> _Work instructions_:
Retype all of the entries word for word.
★ ★ ★ ★ ★ ★ ★
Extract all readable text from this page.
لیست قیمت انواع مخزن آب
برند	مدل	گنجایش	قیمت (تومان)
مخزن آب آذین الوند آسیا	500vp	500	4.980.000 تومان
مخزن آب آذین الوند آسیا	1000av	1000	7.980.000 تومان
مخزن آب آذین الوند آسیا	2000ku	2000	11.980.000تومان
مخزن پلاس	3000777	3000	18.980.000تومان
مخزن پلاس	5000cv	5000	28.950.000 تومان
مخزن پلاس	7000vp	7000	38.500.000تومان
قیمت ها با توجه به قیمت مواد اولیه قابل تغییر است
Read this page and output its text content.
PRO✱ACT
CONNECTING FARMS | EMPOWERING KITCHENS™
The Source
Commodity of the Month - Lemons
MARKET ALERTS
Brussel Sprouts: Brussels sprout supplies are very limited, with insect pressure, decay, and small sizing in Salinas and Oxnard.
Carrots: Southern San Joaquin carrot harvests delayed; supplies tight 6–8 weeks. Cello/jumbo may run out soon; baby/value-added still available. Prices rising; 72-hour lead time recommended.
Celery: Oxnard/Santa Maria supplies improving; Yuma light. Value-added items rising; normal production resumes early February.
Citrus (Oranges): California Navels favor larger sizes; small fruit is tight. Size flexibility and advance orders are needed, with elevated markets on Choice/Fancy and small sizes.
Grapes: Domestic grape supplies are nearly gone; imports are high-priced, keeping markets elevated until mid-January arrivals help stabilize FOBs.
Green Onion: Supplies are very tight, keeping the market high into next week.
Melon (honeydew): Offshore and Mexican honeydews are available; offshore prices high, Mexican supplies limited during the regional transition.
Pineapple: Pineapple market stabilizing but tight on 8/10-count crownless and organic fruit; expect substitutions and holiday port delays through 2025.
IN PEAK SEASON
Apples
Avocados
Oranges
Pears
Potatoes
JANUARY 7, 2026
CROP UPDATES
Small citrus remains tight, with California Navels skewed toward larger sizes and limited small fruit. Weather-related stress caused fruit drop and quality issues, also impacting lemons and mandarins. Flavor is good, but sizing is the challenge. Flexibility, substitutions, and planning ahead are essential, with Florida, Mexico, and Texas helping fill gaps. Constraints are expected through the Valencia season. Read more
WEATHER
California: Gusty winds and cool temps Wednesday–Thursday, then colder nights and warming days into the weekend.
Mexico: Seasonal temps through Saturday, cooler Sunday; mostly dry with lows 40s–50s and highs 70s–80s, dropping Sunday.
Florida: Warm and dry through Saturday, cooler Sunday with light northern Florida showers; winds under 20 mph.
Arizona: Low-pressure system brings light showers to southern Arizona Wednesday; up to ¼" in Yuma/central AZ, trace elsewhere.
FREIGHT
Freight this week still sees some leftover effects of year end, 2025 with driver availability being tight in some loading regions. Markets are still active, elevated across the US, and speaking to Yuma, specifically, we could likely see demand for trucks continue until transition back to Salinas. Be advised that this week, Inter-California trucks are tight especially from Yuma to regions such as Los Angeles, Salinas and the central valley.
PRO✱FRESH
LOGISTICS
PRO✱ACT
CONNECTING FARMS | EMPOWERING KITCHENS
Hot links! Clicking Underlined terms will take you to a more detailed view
★ ★ ★ ★ ★ ★ ★
> _Exercise answer_:
Extract all readable text from this page.
لیست قیمت انواع مخزن آب
برند	مدل	گنجایش	قیمت (تومان)
مخزن آب آذین الوند آسیا	500vp	500	4.980.000 تومان
مخزن آب آذین الوند آسیا	1000av	1000	7.980.000 تومان
مخزن آب آذین الوند آسیا	2000ku	2000	11.980.000تومان
مخزن پلاس	3000777	3000	18.980.000تومان
مخزن پلاس	5000cv	5000	28.950.000 تومان
مخزن پلاس	7000vp	7000	38.500.000تومان
قیمت ها با توجه به قیمت مواد اولیه قابل تغییر است
Read this page and output its text content.
PRO✱ACT
CONNECTING FARMS | EMPOWERING KITCHENS™
The Source
Commodity of the Month - Lemons
MARKET ALERTS
Brussel Sprouts: Brussels sprout supplies are very limited, with insect pressure, decay, and small sizing in Salinas and Oxnard.
Carrots: Southern San Joaquin carrot harvests delayed; supplies tight 6–8 weeks. Cello/jumbo may run out soon; baby/value-added still available. Prices rising; 72-hour lead time recommended.
Celery: Oxnard/Santa Maria supplies improving; Yuma light. Value-added items rising; normal production resumes early February.
Citrus (Oranges): California Navels favor larger sizes; small fruit is tight. Size flexibility and advance orders are needed, with elevated markets on Choice/Fancy and small sizes.
Grapes: Domestic grape supplies are nearly gone; imports are high-priced, keeping markets elevated until mid-January arrivals help stabilize FOBs.
Green Onion: Supplies are very tight, keeping the market high into next week.
Melon (honeydew): Offshore and Mexican honeydews are available; offshore prices high, Mexican supplies limited during the regional transition.
Pineapple: Pineapple market stabilizing but tight on 8/10-count crownless and organic fruit; expect substitutions and holiday port delays through 2025.
IN PEAK SEASON
Apples
Avocados
Oranges
Pears
Potatoes
JANUARY 7, 2026
CROP UPDATES
Small citrus remains tight, with California Navels skewed toward larger sizes and limited small fruit. Weather-related stress caused fruit drop and quality issues, also impacting lemons and mandarins. Flavor is good, but sizing is the challenge. Flexibility, substitutions, and planning ahead are essential, with Florida, Mexico, and Texas helping fill gaps. Constraints are expected through the Valencia season. Read more
WEATHER
California: Gusty winds and cool temps Wednesday–Thursday, then colder nights and warming days into the weekend.
Mexico: Seasonal temps through Saturday, cooler Sunday; mostly dry with lows 40s–50s and highs 70s–80s, dropping Sunday.
Florida: Warm and dry through Saturday, cooler Sunday with light northern Florida showers; winds under 20 mph.
Arizona: Low-pressure system brings light showers to southern Arizona Wednesday; up to ¼" in Yuma/central AZ, trace elsewhere.
FREIGHT
Freight this week still sees some leftover effects of year end, 2025 with driver availability being tight in some loading regions. Markets are still active, elevated across the US, and speaking to Yuma, specifically, we could likely see demand for trucks continue until transition back to Salinas. Be advised that this week, Inter-California trucks are tight especially from Yuma to regions such as Los Angeles, Salinas and the central valley.
PRO✱FRESH
LOGISTICS
PRO✱ACT
CONNECTING FARMS | EMPOWERING KITCHENS
Hot links! Clicking Underlined terms will take you to a more detailed view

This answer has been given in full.